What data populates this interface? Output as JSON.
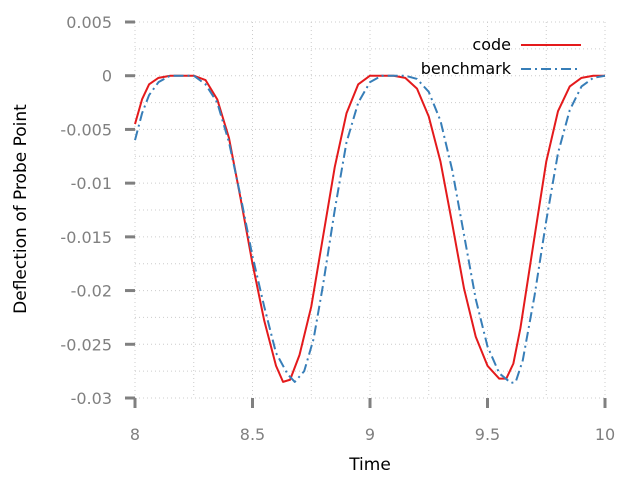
{
  "chart_data": {
    "type": "line",
    "title": "",
    "xlabel": "Time",
    "ylabel": "Deflection of Probe Point",
    "xlim": [
      8,
      10
    ],
    "ylim": [
      -0.03,
      0.005
    ],
    "xticks": [
      8,
      8.5,
      9,
      9.5,
      10
    ],
    "xtick_labels": [
      "8",
      "8.5",
      "9",
      "9.5",
      "10"
    ],
    "yticks": [
      -0.03,
      -0.025,
      -0.02,
      -0.015,
      -0.01,
      -0.005,
      0,
      0.005
    ],
    "ytick_labels": [
      "-0.03",
      "-0.025",
      "-0.02",
      "-0.015",
      "-0.01",
      "-0.005",
      "0",
      "0.005"
    ],
    "grid": true,
    "legend_position": "top-right",
    "series": [
      {
        "name": "code",
        "style": "solid",
        "color": "#e41a1c",
        "x": [
          8.0,
          8.03,
          8.06,
          8.1,
          8.15,
          8.2,
          8.25,
          8.3,
          8.35,
          8.4,
          8.45,
          8.5,
          8.55,
          8.6,
          8.63,
          8.66,
          8.7,
          8.75,
          8.8,
          8.85,
          8.9,
          8.95,
          9.0,
          9.05,
          9.1,
          9.15,
          9.2,
          9.25,
          9.3,
          9.35,
          9.4,
          9.45,
          9.5,
          9.55,
          9.58,
          9.61,
          9.64,
          9.7,
          9.75,
          9.8,
          9.85,
          9.9,
          9.95,
          10.0
        ],
        "y": [
          -0.0045,
          -0.0022,
          -0.0008,
          -0.0002,
          0.0,
          0.0,
          0.0,
          -0.0004,
          -0.0022,
          -0.0058,
          -0.0115,
          -0.0175,
          -0.0228,
          -0.027,
          -0.0285,
          -0.0283,
          -0.026,
          -0.0215,
          -0.015,
          -0.0085,
          -0.0035,
          -0.0008,
          0.0,
          0.0,
          0.0,
          -0.0002,
          -0.0012,
          -0.0038,
          -0.008,
          -0.0138,
          -0.0198,
          -0.0243,
          -0.027,
          -0.0282,
          -0.0282,
          -0.0268,
          -0.0235,
          -0.015,
          -0.008,
          -0.0033,
          -0.001,
          -0.0002,
          0.0,
          0.0
        ]
      },
      {
        "name": "benchmark",
        "style": "dashdot",
        "color": "#377eb8",
        "x": [
          8.0,
          8.03,
          8.06,
          8.1,
          8.15,
          8.2,
          8.25,
          8.3,
          8.35,
          8.4,
          8.45,
          8.5,
          8.55,
          8.6,
          8.65,
          8.68,
          8.72,
          8.76,
          8.8,
          8.85,
          8.9,
          8.95,
          9.0,
          9.05,
          9.1,
          9.15,
          9.2,
          9.25,
          9.3,
          9.35,
          9.4,
          9.45,
          9.5,
          9.55,
          9.6,
          9.62,
          9.65,
          9.7,
          9.75,
          9.8,
          9.85,
          9.9,
          9.95,
          10.0
        ],
        "y": [
          -0.006,
          -0.0035,
          -0.0018,
          -0.0006,
          0.0,
          0.0,
          0.0,
          -0.0008,
          -0.0025,
          -0.0062,
          -0.0113,
          -0.0168,
          -0.0215,
          -0.0258,
          -0.0278,
          -0.0285,
          -0.0275,
          -0.0245,
          -0.0195,
          -0.0125,
          -0.0062,
          -0.0025,
          -0.0006,
          0.0,
          0.0,
          0.0,
          -0.0003,
          -0.0015,
          -0.0042,
          -0.0088,
          -0.0148,
          -0.0208,
          -0.0252,
          -0.0277,
          -0.0286,
          -0.0285,
          -0.0265,
          -0.0205,
          -0.0135,
          -0.0072,
          -0.0032,
          -0.001,
          -0.0002,
          0.0
        ]
      }
    ]
  }
}
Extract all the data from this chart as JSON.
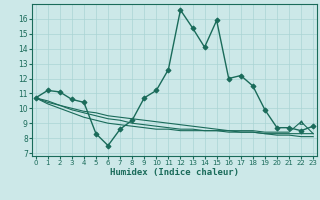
{
  "xlabel": "Humidex (Indice chaleur)",
  "bg_color": "#cce8e8",
  "line_color": "#1a6b5a",
  "grid_color": "#aad4d4",
  "x_ticks": [
    0,
    1,
    2,
    3,
    4,
    5,
    6,
    7,
    8,
    9,
    10,
    11,
    12,
    13,
    14,
    15,
    16,
    17,
    18,
    19,
    20,
    21,
    22,
    23
  ],
  "y_ticks": [
    7,
    8,
    9,
    10,
    11,
    12,
    13,
    14,
    15,
    16
  ],
  "ylim": [
    6.8,
    17.0
  ],
  "xlim": [
    -0.3,
    23.3
  ],
  "curves": [
    {
      "y": [
        10.7,
        11.2,
        11.1,
        10.6,
        10.4,
        8.3,
        7.5,
        8.6,
        9.2,
        10.7,
        11.2,
        12.6,
        16.6,
        15.4,
        14.1,
        15.9,
        12.0,
        12.2,
        11.5,
        9.9,
        8.7,
        8.7,
        8.5,
        8.8
      ],
      "marker": "D",
      "markersize": 2.5,
      "lw": 1.0
    },
    {
      "y": [
        10.7,
        10.5,
        10.2,
        10.0,
        9.8,
        9.7,
        9.5,
        9.4,
        9.3,
        9.2,
        9.1,
        9.0,
        8.9,
        8.8,
        8.7,
        8.6,
        8.5,
        8.4,
        8.4,
        8.3,
        8.2,
        8.2,
        8.1,
        8.1
      ],
      "marker": null,
      "markersize": 0,
      "lw": 0.8
    },
    {
      "y": [
        10.7,
        10.4,
        10.2,
        9.9,
        9.7,
        9.5,
        9.3,
        9.2,
        9.0,
        8.9,
        8.8,
        8.7,
        8.6,
        8.6,
        8.5,
        8.5,
        8.4,
        8.4,
        8.4,
        8.3,
        8.3,
        8.3,
        8.3,
        8.3
      ],
      "marker": null,
      "markersize": 0,
      "lw": 0.8
    },
    {
      "y": [
        10.7,
        10.3,
        10.0,
        9.7,
        9.4,
        9.2,
        9.0,
        8.9,
        8.8,
        8.7,
        8.6,
        8.6,
        8.5,
        8.5,
        8.5,
        8.5,
        8.5,
        8.5,
        8.5,
        8.4,
        8.4,
        8.4,
        9.1,
        8.3
      ],
      "marker": "^",
      "markersize": 2.5,
      "lw": 0.8,
      "marker_indices": [
        22
      ]
    }
  ]
}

- - - -

Exercise prompt - Print the records above exactly as they stand, but leave out the pictures.

Reply to the task -
What data populates this interface? Output as JSON.
{
  "chart_data": {
    "type": "line",
    "title": "",
    "xlabel": "Time",
    "ylabel": "Deflection of Probe Point",
    "xlim": [
      8,
      10
    ],
    "ylim": [
      -0.03,
      0.005
    ],
    "xticks": [
      8,
      8.5,
      9,
      9.5,
      10
    ],
    "xtick_labels": [
      "8",
      "8.5",
      "9",
      "9.5",
      "10"
    ],
    "yticks": [
      -0.03,
      -0.025,
      -0.02,
      -0.015,
      -0.01,
      -0.005,
      0,
      0.005
    ],
    "ytick_labels": [
      "-0.03",
      "-0.025",
      "-0.02",
      "-0.015",
      "-0.01",
      "-0.005",
      "0",
      "0.005"
    ],
    "grid": true,
    "legend_position": "top-right",
    "series": [
      {
        "name": "code",
        "style": "solid",
        "color": "#e41a1c",
        "x": [
          8.0,
          8.03,
          8.06,
          8.1,
          8.15,
          8.2,
          8.25,
          8.3,
          8.35,
          8.4,
          8.45,
          8.5,
          8.55,
          8.6,
          8.63,
          8.66,
          8.7,
          8.75,
          8.8,
          8.85,
          8.9,
          8.95,
          9.0,
          9.05,
          9.1,
          9.15,
          9.2,
          9.25,
          9.3,
          9.35,
          9.4,
          9.45,
          9.5,
          9.55,
          9.58,
          9.61,
          9.64,
          9.7,
          9.75,
          9.8,
          9.85,
          9.9,
          9.95,
          10.0
        ],
        "y": [
          -0.0045,
          -0.0022,
          -0.0008,
          -0.0002,
          0.0,
          0.0,
          0.0,
          -0.0004,
          -0.0022,
          -0.0058,
          -0.0115,
          -0.0175,
          -0.0228,
          -0.027,
          -0.0285,
          -0.0283,
          -0.026,
          -0.0215,
          -0.015,
          -0.0085,
          -0.0035,
          -0.0008,
          0.0,
          0.0,
          0.0,
          -0.0002,
          -0.0012,
          -0.0038,
          -0.008,
          -0.0138,
          -0.0198,
          -0.0243,
          -0.027,
          -0.0282,
          -0.0282,
          -0.0268,
          -0.0235,
          -0.015,
          -0.008,
          -0.0033,
          -0.001,
          -0.0002,
          0.0,
          0.0
        ]
      },
      {
        "name": "benchmark",
        "style": "dashdot",
        "color": "#377eb8",
        "x": [
          8.0,
          8.03,
          8.06,
          8.1,
          8.15,
          8.2,
          8.25,
          8.3,
          8.35,
          8.4,
          8.45,
          8.5,
          8.55,
          8.6,
          8.65,
          8.68,
          8.72,
          8.76,
          8.8,
          8.85,
          8.9,
          8.95,
          9.0,
          9.05,
          9.1,
          9.15,
          9.2,
          9.25,
          9.3,
          9.35,
          9.4,
          9.45,
          9.5,
          9.55,
          9.6,
          9.62,
          9.65,
          9.7,
          9.75,
          9.8,
          9.85,
          9.9,
          9.95,
          10.0
        ],
        "y": [
          -0.006,
          -0.0035,
          -0.0018,
          -0.0006,
          0.0,
          0.0,
          0.0,
          -0.0008,
          -0.0025,
          -0.0062,
          -0.0113,
          -0.0168,
          -0.0215,
          -0.0258,
          -0.0278,
          -0.0285,
          -0.0275,
          -0.0245,
          -0.0195,
          -0.0125,
          -0.0062,
          -0.0025,
          -0.0006,
          0.0,
          0.0,
          0.0,
          -0.0003,
          -0.0015,
          -0.0042,
          -0.0088,
          -0.0148,
          -0.0208,
          -0.0252,
          -0.0277,
          -0.0286,
          -0.0285,
          -0.0265,
          -0.0205,
          -0.0135,
          -0.0072,
          -0.0032,
          -0.001,
          -0.0002,
          0.0
        ]
      }
    ]
  }
}
Extract all the data from this chart as JSON.
{
  "xlabel": "Humidex (Indice chaleur)",
  "bg_color": "#cce8e8",
  "line_color": "#1a6b5a",
  "grid_color": "#aad4d4",
  "x_ticks": [
    0,
    1,
    2,
    3,
    4,
    5,
    6,
    7,
    8,
    9,
    10,
    11,
    12,
    13,
    14,
    15,
    16,
    17,
    18,
    19,
    20,
    21,
    22,
    23
  ],
  "y_ticks": [
    7,
    8,
    9,
    10,
    11,
    12,
    13,
    14,
    15,
    16
  ],
  "ylim": [
    6.8,
    17.0
  ],
  "xlim": [
    -0.3,
    23.3
  ],
  "curves": [
    {
      "y": [
        10.7,
        11.2,
        11.1,
        10.6,
        10.4,
        8.3,
        7.5,
        8.6,
        9.2,
        10.7,
        11.2,
        12.6,
        16.6,
        15.4,
        14.1,
        15.9,
        12.0,
        12.2,
        11.5,
        9.9,
        8.7,
        8.7,
        8.5,
        8.8
      ],
      "marker": "D",
      "markersize": 2.5,
      "lw": 1.0
    },
    {
      "y": [
        10.7,
        10.5,
        10.2,
        10.0,
        9.8,
        9.7,
        9.5,
        9.4,
        9.3,
        9.2,
        9.1,
        9.0,
        8.9,
        8.8,
        8.7,
        8.6,
        8.5,
        8.4,
        8.4,
        8.3,
        8.2,
        8.2,
        8.1,
        8.1
      ],
      "marker": null,
      "markersize": 0,
      "lw": 0.8
    },
    {
      "y": [
        10.7,
        10.4,
        10.2,
        9.9,
        9.7,
        9.5,
        9.3,
        9.2,
        9.0,
        8.9,
        8.8,
        8.7,
        8.6,
        8.6,
        8.5,
        8.5,
        8.4,
        8.4,
        8.4,
        8.3,
        8.3,
        8.3,
        8.3,
        8.3
      ],
      "marker": null,
      "markersize": 0,
      "lw": 0.8
    },
    {
      "y": [
        10.7,
        10.3,
        10.0,
        9.7,
        9.4,
        9.2,
        9.0,
        8.9,
        8.8,
        8.7,
        8.6,
        8.6,
        8.5,
        8.5,
        8.5,
        8.5,
        8.5,
        8.5,
        8.5,
        8.4,
        8.4,
        8.4,
        9.1,
        8.3
      ],
      "marker": "^",
      "markersize": 2.5,
      "lw": 0.8,
      "marker_indices": [
        22
      ]
    }
  ]
}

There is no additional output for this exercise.